--- Begin DATASET ENTRIES ---

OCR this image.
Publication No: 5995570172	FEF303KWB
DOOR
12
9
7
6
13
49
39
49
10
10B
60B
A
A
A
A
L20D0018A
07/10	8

--- End DATASET ENTRIES ---

• _PROBLEM STATEMENT_:
Copy all of the data. Keep every word exactly as it is.

• _ANSWER FOR THIS EXERCISE_:
OCR this image.
Publication No: 5995570172	FEF303KWB
DOOR
12
9
7
6
13
49
39
49
10
10B
60B
A
A
A
A
L20D0018A
07/10	8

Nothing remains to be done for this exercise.